WORK TO DO: Copy out all of the material, matching it word for word.

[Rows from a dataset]
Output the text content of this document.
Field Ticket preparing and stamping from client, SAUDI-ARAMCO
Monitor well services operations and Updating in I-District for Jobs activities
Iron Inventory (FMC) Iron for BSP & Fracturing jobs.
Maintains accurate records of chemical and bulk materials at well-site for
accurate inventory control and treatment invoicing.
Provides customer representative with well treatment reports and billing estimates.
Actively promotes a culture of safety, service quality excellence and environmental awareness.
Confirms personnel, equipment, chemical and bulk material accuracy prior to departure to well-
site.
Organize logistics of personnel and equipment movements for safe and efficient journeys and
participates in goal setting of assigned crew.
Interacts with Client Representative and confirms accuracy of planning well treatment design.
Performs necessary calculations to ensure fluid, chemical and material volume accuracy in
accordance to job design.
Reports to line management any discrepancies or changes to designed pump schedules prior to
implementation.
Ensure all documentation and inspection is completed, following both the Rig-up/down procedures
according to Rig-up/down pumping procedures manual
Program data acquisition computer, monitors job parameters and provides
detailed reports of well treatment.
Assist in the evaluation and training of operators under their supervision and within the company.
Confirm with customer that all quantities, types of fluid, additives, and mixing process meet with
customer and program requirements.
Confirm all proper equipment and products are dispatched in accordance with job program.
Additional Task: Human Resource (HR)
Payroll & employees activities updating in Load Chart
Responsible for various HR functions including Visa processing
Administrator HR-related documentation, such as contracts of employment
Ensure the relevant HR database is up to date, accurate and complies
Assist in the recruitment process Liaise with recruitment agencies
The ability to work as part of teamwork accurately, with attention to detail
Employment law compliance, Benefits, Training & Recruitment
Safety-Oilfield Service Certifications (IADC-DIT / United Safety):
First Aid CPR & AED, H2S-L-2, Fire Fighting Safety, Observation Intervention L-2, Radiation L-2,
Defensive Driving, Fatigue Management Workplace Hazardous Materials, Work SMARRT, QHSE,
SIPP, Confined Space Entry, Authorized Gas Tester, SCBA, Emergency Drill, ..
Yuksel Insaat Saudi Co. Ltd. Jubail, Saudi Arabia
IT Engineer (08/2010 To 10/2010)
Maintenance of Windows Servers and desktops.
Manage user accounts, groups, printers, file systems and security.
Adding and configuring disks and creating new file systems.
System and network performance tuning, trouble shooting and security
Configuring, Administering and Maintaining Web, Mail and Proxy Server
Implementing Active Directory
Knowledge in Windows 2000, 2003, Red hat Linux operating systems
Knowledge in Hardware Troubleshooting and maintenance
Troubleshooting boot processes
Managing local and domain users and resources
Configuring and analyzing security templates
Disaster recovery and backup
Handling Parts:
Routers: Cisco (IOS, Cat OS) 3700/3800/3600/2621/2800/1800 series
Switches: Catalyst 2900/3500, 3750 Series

TASK RESULT:
Output the text content of this document.
Field Ticket preparing and stamping from client, SAUDI-ARAMCO
Monitor well services operations and Updating in I-District for Jobs activities
Iron Inventory (FMC) Iron for BSP & Fracturing jobs.
Maintains accurate records of chemical and bulk materials at well-site for
accurate inventory control and treatment invoicing.
Provides customer representative with well treatment reports and billing estimates.
Actively promotes a culture of safety, service quality excellence and environmental awareness.
Confirms personnel, equipment, chemical and bulk material accuracy prior to departure to well-
site.
Organize logistics of personnel and equipment movements for safe and efficient journeys and
participates in goal setting of assigned crew.
Interacts with Client Representative and confirms accuracy of planning well treatment design.
Performs necessary calculations to ensure fluid, chemical and material volume accuracy in
accordance to job design.
Reports to line management any discrepancies or changes to designed pump schedules prior to
implementation.
Ensure all documentation and inspection is completed, following both the Rig-up/down procedures
according to Rig-up/down pumping procedures manual
Program data acquisition computer, monitors job parameters and provides
detailed reports of well treatment.
Assist in the evaluation and training of operators under their supervision and within the company.
Confirm with customer that all quantities, types of fluid, additives, and mixing process meet with
customer and program requirements.
Confirm all proper equipment and products are dispatched in accordance with job program.
Additional Task: Human Resource (HR)
Payroll & employees activities updating in Load Chart
Responsible for various HR functions including Visa processing
Administrator HR-related documentation, such as contracts of employment
Ensure the relevant HR database is up to date, accurate and complies
Assist in the recruitment process Liaise with recruitment agencies
The ability to work as part of teamwork accurately, with attention to detail
Employment law compliance, Benefits, Training & Recruitment
Safety-Oilfield Service Certifications (IADC-DIT / United Safety):
First Aid CPR & AED, H2S-L-2, Fire Fighting Safety, Observation Intervention L-2, Radiation L-2,
Defensive Driving, Fatigue Management Workplace Hazardous Materials, Work SMARRT, QHSE,
SIPP, Confined Space Entry, Authorized Gas Tester, SCBA, Emergency Drill, ..
Yuksel Insaat Saudi Co. Ltd. Jubail, Saudi Arabia
IT Engineer (08/2010 To 10/2010)
Maintenance of Windows Servers and desktops.
Manage user accounts, groups, printers, file systems and security.
Adding and configuring disks and creating new file systems.
System and network performance tuning, trouble shooting and security
Configuring, Administering and Maintaining Web, Mail and Proxy Server
Implementing Active Directory
Knowledge in Windows 2000, 2003, Red hat Linux operating systems
Knowledge in Hardware Troubleshooting and maintenance
Troubleshooting boot processes
Managing local and domain users and resources
Configuring and analyzing security templates
Disaster recovery and backup
Handling Parts:
Routers: Cisco (IOS, Cat OS) 3700/3800/3600/2621/2800/1800 series
Switches: Catalyst 2900/3500, 3750 Series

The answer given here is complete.